(Records from a data source)
# # # # #

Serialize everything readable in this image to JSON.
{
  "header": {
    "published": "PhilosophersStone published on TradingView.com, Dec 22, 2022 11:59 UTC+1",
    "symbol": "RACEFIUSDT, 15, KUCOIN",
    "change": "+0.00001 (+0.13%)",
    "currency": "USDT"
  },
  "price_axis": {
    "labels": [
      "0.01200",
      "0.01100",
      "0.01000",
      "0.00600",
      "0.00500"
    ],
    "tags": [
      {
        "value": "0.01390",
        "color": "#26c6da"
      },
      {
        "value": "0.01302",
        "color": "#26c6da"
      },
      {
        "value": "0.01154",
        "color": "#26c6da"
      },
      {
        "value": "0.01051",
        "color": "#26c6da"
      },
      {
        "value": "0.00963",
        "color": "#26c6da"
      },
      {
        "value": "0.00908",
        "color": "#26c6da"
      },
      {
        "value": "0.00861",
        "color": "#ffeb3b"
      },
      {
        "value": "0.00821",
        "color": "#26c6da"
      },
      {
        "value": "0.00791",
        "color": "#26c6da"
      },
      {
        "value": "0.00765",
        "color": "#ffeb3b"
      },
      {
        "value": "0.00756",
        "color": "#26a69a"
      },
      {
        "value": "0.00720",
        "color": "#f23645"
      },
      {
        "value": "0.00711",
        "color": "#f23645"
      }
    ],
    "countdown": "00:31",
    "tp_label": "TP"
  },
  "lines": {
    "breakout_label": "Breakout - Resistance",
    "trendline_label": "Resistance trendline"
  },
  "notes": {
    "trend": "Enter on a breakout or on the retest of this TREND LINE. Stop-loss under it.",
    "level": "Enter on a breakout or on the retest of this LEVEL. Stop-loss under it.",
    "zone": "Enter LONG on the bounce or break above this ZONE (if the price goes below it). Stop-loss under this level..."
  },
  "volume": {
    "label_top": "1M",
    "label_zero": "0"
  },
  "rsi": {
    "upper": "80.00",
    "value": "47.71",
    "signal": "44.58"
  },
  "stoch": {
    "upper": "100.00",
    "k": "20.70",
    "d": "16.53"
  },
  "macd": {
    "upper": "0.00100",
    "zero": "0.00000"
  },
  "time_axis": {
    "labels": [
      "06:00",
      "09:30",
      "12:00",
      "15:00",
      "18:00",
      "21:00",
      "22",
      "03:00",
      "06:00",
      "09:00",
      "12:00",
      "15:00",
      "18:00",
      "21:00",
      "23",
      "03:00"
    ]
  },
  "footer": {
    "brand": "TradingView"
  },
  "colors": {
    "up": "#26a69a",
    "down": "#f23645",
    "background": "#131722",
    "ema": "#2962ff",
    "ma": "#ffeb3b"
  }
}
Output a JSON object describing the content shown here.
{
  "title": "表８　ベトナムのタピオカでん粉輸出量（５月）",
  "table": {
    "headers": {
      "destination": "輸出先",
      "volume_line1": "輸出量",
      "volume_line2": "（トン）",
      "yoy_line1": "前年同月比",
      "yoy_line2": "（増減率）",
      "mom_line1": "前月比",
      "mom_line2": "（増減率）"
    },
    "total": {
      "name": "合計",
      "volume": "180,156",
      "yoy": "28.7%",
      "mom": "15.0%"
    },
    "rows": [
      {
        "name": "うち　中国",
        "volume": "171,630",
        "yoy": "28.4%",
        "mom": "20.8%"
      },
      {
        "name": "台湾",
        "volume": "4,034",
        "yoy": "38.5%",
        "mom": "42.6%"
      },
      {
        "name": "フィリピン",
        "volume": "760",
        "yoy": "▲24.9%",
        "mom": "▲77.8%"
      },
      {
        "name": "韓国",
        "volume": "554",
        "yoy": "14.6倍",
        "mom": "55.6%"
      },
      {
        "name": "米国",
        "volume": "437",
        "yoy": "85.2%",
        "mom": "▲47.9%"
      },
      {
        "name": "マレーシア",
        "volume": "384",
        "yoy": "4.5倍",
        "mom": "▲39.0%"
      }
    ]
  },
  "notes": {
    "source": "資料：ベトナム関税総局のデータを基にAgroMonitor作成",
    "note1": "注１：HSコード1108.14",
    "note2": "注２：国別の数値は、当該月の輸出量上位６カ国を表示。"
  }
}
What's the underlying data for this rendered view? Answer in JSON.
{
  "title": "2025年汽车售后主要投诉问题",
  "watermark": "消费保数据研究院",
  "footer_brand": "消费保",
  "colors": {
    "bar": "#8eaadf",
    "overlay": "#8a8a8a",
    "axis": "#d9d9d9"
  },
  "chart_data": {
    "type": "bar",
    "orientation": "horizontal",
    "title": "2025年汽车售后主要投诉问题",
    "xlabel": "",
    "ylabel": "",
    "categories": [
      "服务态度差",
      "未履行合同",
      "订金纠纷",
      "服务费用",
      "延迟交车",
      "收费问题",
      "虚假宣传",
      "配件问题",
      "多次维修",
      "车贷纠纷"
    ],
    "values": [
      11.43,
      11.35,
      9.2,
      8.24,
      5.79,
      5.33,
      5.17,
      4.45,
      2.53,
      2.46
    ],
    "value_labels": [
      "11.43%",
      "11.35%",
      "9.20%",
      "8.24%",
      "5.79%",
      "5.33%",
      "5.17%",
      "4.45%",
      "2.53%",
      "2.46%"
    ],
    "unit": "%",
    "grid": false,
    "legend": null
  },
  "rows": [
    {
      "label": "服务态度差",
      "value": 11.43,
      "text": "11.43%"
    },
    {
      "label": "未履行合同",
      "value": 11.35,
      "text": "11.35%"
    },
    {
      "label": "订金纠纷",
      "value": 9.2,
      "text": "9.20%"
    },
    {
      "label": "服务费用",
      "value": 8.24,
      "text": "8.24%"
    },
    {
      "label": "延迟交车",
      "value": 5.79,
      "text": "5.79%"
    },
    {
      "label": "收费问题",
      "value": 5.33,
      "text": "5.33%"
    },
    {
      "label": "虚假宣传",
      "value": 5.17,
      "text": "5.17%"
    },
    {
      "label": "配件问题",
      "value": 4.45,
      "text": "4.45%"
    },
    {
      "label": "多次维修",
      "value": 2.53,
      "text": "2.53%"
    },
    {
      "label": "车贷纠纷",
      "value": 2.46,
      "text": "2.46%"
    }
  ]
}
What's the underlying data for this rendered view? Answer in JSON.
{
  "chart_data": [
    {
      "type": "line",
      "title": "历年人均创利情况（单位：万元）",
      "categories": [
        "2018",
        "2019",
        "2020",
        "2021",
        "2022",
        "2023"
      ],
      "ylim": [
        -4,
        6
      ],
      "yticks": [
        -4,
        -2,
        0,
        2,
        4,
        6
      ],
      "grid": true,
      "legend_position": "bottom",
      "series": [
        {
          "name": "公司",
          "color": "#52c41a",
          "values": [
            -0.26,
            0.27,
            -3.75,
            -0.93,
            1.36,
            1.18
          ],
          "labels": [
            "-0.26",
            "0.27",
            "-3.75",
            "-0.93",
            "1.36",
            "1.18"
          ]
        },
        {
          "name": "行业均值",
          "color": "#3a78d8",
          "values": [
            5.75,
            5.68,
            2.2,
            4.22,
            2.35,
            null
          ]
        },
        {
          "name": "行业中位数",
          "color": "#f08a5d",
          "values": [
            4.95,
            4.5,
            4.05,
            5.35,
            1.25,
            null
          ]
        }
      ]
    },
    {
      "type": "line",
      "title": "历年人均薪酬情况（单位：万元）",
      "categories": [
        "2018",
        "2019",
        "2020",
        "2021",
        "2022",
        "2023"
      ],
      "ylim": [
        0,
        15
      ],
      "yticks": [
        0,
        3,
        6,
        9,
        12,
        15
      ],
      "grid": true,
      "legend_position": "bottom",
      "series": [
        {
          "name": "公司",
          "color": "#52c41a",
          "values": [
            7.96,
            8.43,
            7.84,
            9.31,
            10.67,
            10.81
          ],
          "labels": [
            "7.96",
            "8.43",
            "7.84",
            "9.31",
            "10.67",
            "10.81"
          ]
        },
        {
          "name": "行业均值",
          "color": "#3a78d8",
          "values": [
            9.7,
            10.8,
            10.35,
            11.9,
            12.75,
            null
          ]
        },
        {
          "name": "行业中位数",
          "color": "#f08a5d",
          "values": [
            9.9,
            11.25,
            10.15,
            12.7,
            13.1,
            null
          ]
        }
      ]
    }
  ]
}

# # # # #

§ What you need to do
Identify the lines above with the word "upper". Copy them.

§ Reply
    "upper": "80.00",
    "upper": "100.00",
    "upper": "0.00100",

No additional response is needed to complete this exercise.